▶ [WHAT YOU ARE ASKED TO DO] Go through the listing and set it down exactly, leaving out its pictures.

▶ [RECORD SET]
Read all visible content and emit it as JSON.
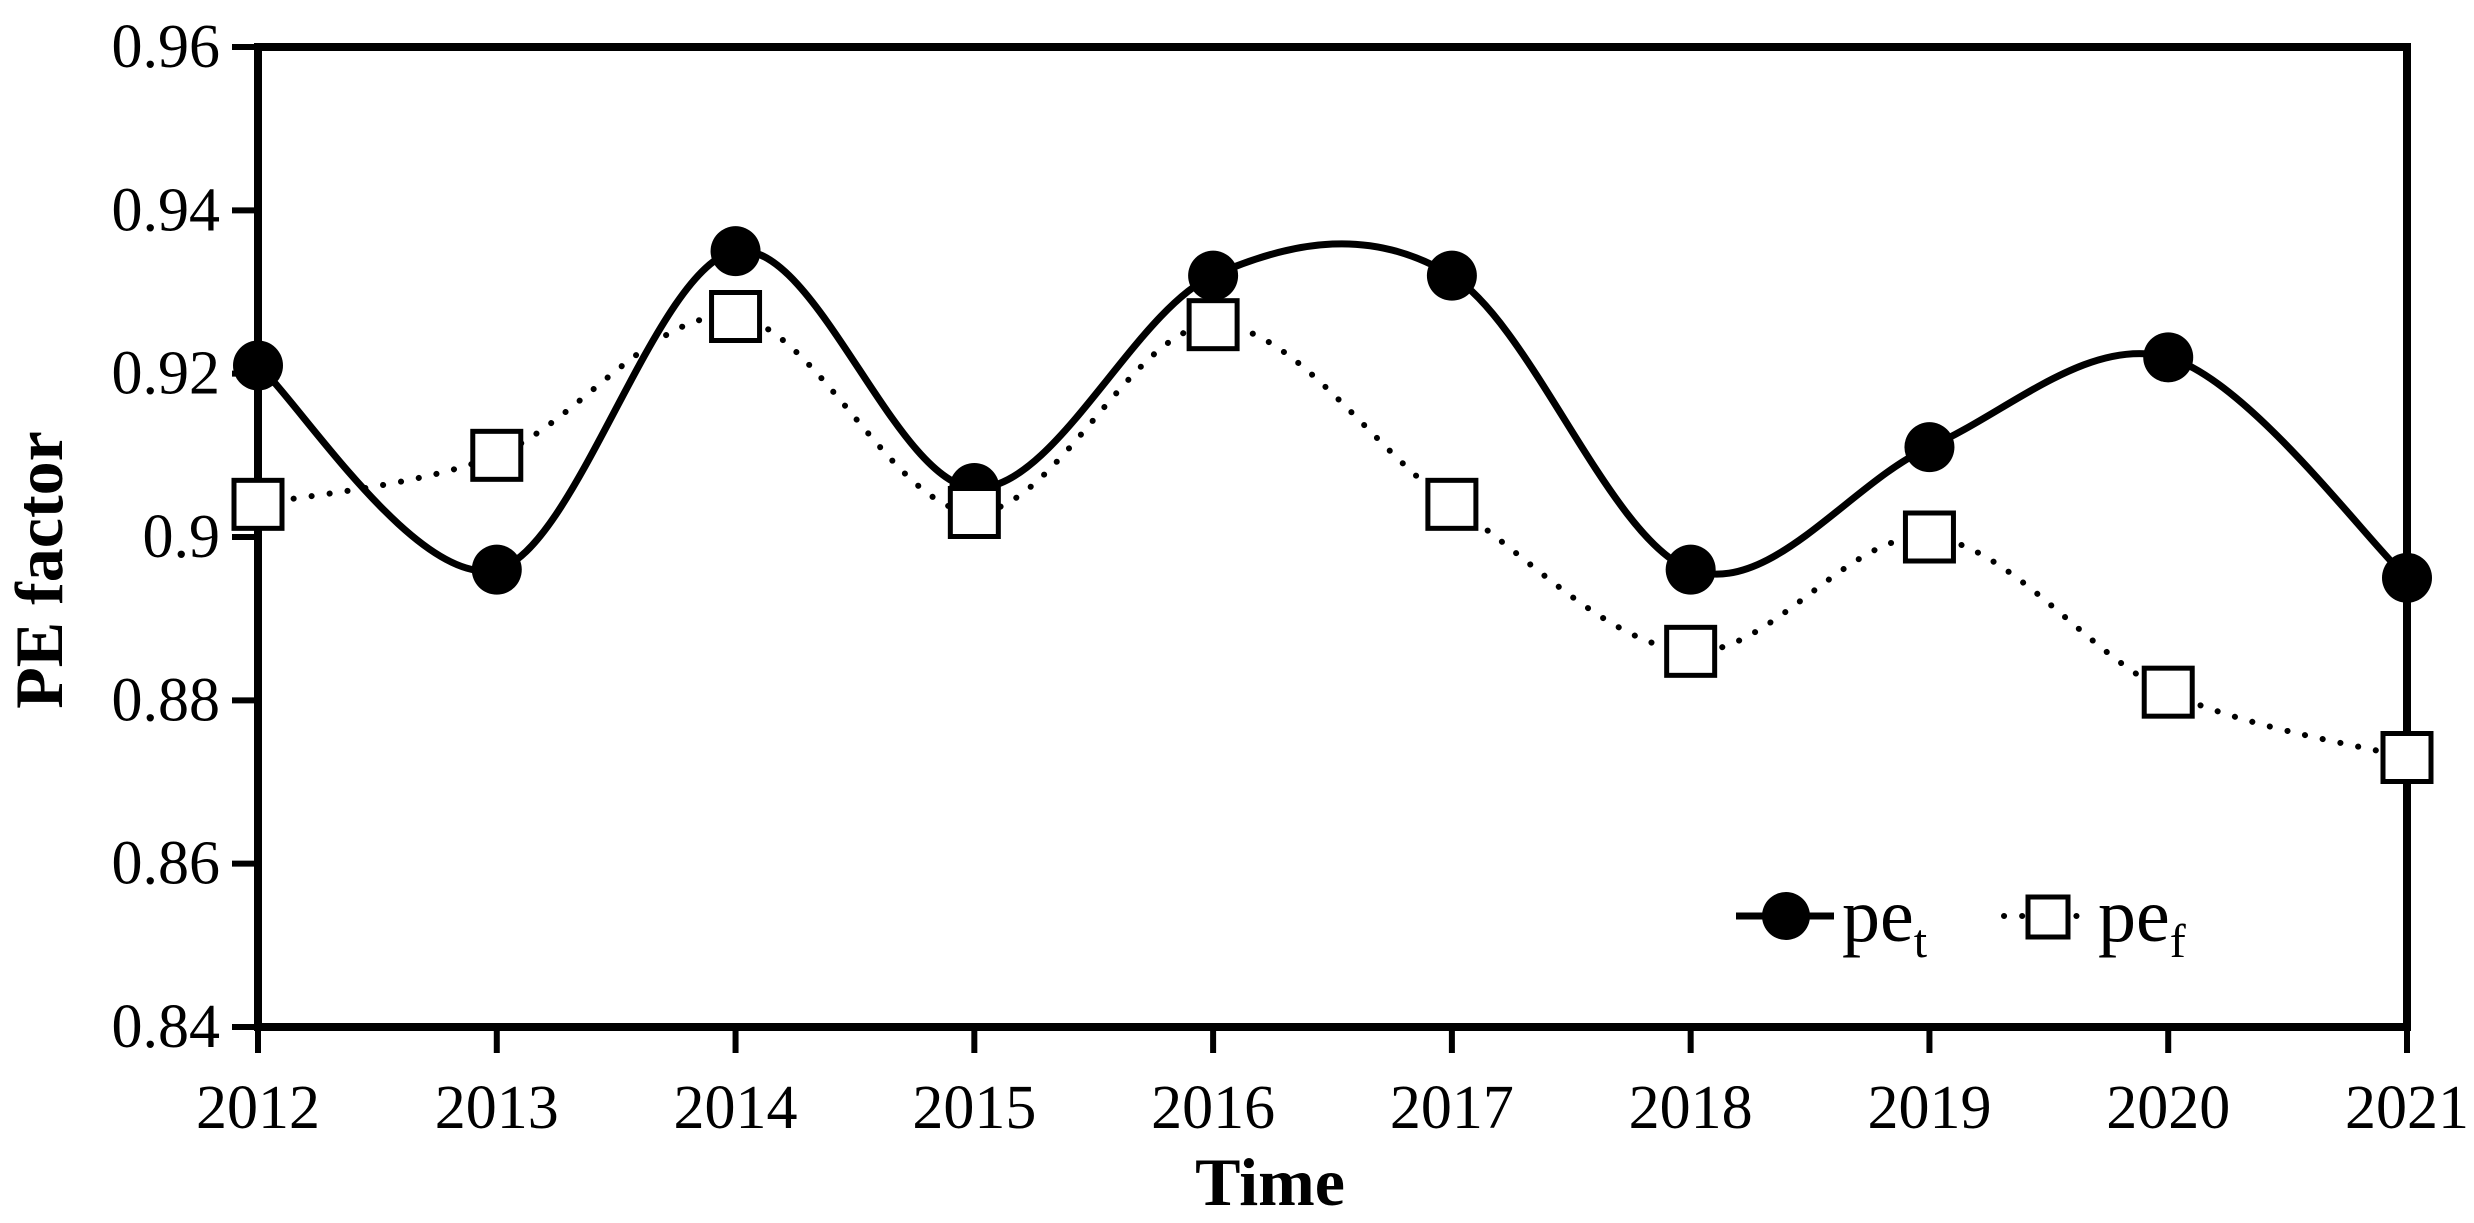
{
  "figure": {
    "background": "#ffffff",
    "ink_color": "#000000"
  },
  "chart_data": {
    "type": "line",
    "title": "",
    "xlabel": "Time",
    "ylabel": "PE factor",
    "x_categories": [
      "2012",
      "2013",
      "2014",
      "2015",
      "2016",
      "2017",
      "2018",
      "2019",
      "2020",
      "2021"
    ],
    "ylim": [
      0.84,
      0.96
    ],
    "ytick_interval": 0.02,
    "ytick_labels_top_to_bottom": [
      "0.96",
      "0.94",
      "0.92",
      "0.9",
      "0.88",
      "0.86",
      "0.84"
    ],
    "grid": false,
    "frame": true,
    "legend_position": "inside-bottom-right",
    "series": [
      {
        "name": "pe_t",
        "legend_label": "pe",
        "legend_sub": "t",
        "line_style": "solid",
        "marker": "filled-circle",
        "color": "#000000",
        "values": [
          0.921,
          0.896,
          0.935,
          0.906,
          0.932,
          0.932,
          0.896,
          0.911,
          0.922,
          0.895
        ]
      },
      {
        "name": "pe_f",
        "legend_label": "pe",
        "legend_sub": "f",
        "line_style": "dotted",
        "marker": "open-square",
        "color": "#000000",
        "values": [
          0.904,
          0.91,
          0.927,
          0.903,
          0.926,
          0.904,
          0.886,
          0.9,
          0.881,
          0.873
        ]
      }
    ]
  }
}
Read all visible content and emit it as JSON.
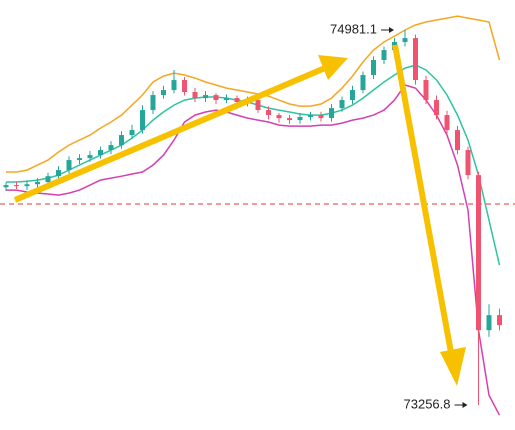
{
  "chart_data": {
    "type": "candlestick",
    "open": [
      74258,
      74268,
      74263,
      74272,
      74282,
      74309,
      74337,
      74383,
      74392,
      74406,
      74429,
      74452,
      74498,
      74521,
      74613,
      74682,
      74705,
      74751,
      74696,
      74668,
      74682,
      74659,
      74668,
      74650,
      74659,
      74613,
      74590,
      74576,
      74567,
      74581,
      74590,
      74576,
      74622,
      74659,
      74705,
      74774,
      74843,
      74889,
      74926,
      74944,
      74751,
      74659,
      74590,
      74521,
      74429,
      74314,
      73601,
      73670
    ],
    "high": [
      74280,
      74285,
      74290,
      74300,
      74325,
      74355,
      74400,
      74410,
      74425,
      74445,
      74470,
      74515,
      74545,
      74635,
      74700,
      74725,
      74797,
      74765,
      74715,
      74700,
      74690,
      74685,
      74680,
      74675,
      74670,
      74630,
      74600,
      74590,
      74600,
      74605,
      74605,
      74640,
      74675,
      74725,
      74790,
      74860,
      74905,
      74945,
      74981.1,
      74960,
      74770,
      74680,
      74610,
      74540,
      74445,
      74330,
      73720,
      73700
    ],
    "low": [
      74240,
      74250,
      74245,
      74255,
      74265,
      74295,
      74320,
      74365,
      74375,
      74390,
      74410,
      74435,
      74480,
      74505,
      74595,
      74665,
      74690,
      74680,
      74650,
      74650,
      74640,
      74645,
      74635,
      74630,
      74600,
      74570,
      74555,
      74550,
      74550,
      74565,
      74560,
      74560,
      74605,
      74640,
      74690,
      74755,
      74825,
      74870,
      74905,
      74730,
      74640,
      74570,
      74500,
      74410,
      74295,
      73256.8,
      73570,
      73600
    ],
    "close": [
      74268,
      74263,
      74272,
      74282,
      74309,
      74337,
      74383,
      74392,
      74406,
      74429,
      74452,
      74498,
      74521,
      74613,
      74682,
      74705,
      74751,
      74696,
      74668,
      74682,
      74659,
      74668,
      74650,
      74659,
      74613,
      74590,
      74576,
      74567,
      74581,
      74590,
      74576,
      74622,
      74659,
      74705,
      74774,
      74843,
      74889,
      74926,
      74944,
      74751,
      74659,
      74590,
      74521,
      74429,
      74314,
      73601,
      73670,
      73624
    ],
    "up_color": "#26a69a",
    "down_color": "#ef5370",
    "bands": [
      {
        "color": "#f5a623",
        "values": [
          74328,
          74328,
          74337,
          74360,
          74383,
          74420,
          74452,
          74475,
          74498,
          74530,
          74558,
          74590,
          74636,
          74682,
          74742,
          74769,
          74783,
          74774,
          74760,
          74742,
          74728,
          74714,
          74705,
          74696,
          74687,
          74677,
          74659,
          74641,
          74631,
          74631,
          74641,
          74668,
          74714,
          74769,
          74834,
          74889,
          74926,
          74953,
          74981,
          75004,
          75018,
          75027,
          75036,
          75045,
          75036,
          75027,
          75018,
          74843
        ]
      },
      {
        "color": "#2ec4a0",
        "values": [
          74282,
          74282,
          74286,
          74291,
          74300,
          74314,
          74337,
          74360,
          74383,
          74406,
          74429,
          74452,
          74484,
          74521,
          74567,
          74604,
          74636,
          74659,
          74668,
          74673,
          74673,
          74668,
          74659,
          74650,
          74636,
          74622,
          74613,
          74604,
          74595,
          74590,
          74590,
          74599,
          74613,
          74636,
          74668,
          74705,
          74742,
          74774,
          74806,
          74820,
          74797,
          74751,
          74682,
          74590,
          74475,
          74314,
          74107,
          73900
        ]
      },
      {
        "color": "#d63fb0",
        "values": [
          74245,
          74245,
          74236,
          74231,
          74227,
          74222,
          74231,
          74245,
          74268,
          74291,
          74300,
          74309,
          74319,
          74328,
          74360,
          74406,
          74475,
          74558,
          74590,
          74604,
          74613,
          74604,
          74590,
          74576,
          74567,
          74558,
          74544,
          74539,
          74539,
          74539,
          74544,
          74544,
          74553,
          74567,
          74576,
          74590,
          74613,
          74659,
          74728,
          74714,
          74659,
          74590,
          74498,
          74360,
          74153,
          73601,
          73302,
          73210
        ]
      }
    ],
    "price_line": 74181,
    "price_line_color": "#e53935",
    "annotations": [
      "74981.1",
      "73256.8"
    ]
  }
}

▶ [TASK RESULT]
Read all visible content and emit it as JSON.
{
  "figure": {
    "background": "#ffffff",
    "ink_color": "#000000"
  },
  "chart_data": {
    "type": "line",
    "title": "",
    "xlabel": "Time",
    "ylabel": "PE factor",
    "x_categories": [
      "2012",
      "2013",
      "2014",
      "2015",
      "2016",
      "2017",
      "2018",
      "2019",
      "2020",
      "2021"
    ],
    "ylim": [
      0.84,
      0.96
    ],
    "ytick_interval": 0.02,
    "ytick_labels_top_to_bottom": [
      "0.96",
      "0.94",
      "0.92",
      "0.9",
      "0.88",
      "0.86",
      "0.84"
    ],
    "grid": false,
    "frame": true,
    "legend_position": "inside-bottom-right",
    "series": [
      {
        "name": "pe_t",
        "legend_label": "pe",
        "legend_sub": "t",
        "line_style": "solid",
        "marker": "filled-circle",
        "color": "#000000",
        "values": [
          0.921,
          0.896,
          0.935,
          0.906,
          0.932,
          0.932,
          0.896,
          0.911,
          0.922,
          0.895
        ]
      },
      {
        "name": "pe_f",
        "legend_label": "pe",
        "legend_sub": "f",
        "line_style": "dotted",
        "marker": "open-square",
        "color": "#000000",
        "values": [
          0.904,
          0.91,
          0.927,
          0.903,
          0.926,
          0.904,
          0.886,
          0.9,
          0.881,
          0.873
        ]
      }
    ]
  }
}
Read all visible content and emit it as JSON.
{
  "chart_data": {
    "type": "candlestick",
    "open": [
      74258,
      74268,
      74263,
      74272,
      74282,
      74309,
      74337,
      74383,
      74392,
      74406,
      74429,
      74452,
      74498,
      74521,
      74613,
      74682,
      74705,
      74751,
      74696,
      74668,
      74682,
      74659,
      74668,
      74650,
      74659,
      74613,
      74590,
      74576,
      74567,
      74581,
      74590,
      74576,
      74622,
      74659,
      74705,
      74774,
      74843,
      74889,
      74926,
      74944,
      74751,
      74659,
      74590,
      74521,
      74429,
      74314,
      73601,
      73670
    ],
    "high": [
      74280,
      74285,
      74290,
      74300,
      74325,
      74355,
      74400,
      74410,
      74425,
      74445,
      74470,
      74515,
      74545,
      74635,
      74700,
      74725,
      74797,
      74765,
      74715,
      74700,
      74690,
      74685,
      74680,
      74675,
      74670,
      74630,
      74600,
      74590,
      74600,
      74605,
      74605,
      74640,
      74675,
      74725,
      74790,
      74860,
      74905,
      74945,
      74981.1,
      74960,
      74770,
      74680,
      74610,
      74540,
      74445,
      74330,
      73720,
      73700
    ],
    "low": [
      74240,
      74250,
      74245,
      74255,
      74265,
      74295,
      74320,
      74365,
      74375,
      74390,
      74410,
      74435,
      74480,
      74505,
      74595,
      74665,
      74690,
      74680,
      74650,
      74650,
      74640,
      74645,
      74635,
      74630,
      74600,
      74570,
      74555,
      74550,
      74550,
      74565,
      74560,
      74560,
      74605,
      74640,
      74690,
      74755,
      74825,
      74870,
      74905,
      74730,
      74640,
      74570,
      74500,
      74410,
      74295,
      73256.8,
      73570,
      73600
    ],
    "close": [
      74268,
      74263,
      74272,
      74282,
      74309,
      74337,
      74383,
      74392,
      74406,
      74429,
      74452,
      74498,
      74521,
      74613,
      74682,
      74705,
      74751,
      74696,
      74668,
      74682,
      74659,
      74668,
      74650,
      74659,
      74613,
      74590,
      74576,
      74567,
      74581,
      74590,
      74576,
      74622,
      74659,
      74705,
      74774,
      74843,
      74889,
      74926,
      74944,
      74751,
      74659,
      74590,
      74521,
      74429,
      74314,
      73601,
      73670,
      73624
    ],
    "up_color": "#26a69a",
    "down_color": "#ef5370",
    "bands": [
      {
        "color": "#f5a623",
        "values": [
          74328,
          74328,
          74337,
          74360,
          74383,
          74420,
          74452,
          74475,
          74498,
          74530,
          74558,
          74590,
          74636,
          74682,
          74742,
          74769,
          74783,
          74774,
          74760,
          74742,
          74728,
          74714,
          74705,
          74696,
          74687,
          74677,
          74659,
          74641,
          74631,
          74631,
          74641,
          74668,
          74714,
          74769,
          74834,
          74889,
          74926,
          74953,
          74981,
          75004,
          75018,
          75027,
          75036,
          75045,
          75036,
          75027,
          75018,
          74843
        ]
      },
      {
        "color": "#2ec4a0",
        "values": [
          74282,
          74282,
          74286,
          74291,
          74300,
          74314,
          74337,
          74360,
          74383,
          74406,
          74429,
          74452,
          74484,
          74521,
          74567,
          74604,
          74636,
          74659,
          74668,
          74673,
          74673,
          74668,
          74659,
          74650,
          74636,
          74622,
          74613,
          74604,
          74595,
          74590,
          74590,
          74599,
          74613,
          74636,
          74668,
          74705,
          74742,
          74774,
          74806,
          74820,
          74797,
          74751,
          74682,
          74590,
          74475,
          74314,
          74107,
          73900
        ]
      },
      {
        "color": "#d63fb0",
        "values": [
          74245,
          74245,
          74236,
          74231,
          74227,
          74222,
          74231,
          74245,
          74268,
          74291,
          74300,
          74309,
          74319,
          74328,
          74360,
          74406,
          74475,
          74558,
          74590,
          74604,
          74613,
          74604,
          74590,
          74576,
          74567,
          74558,
          74544,
          74539,
          74539,
          74539,
          74544,
          74544,
          74553,
          74567,
          74576,
          74590,
          74613,
          74659,
          74728,
          74714,
          74659,
          74590,
          74498,
          74360,
          74153,
          73601,
          73302,
          73210
        ]
      }
    ],
    "price_line": 74181,
    "price_line_color": "#e53935",
    "annotations": [
      "74981.1",
      "73256.8"
    ]
  }
}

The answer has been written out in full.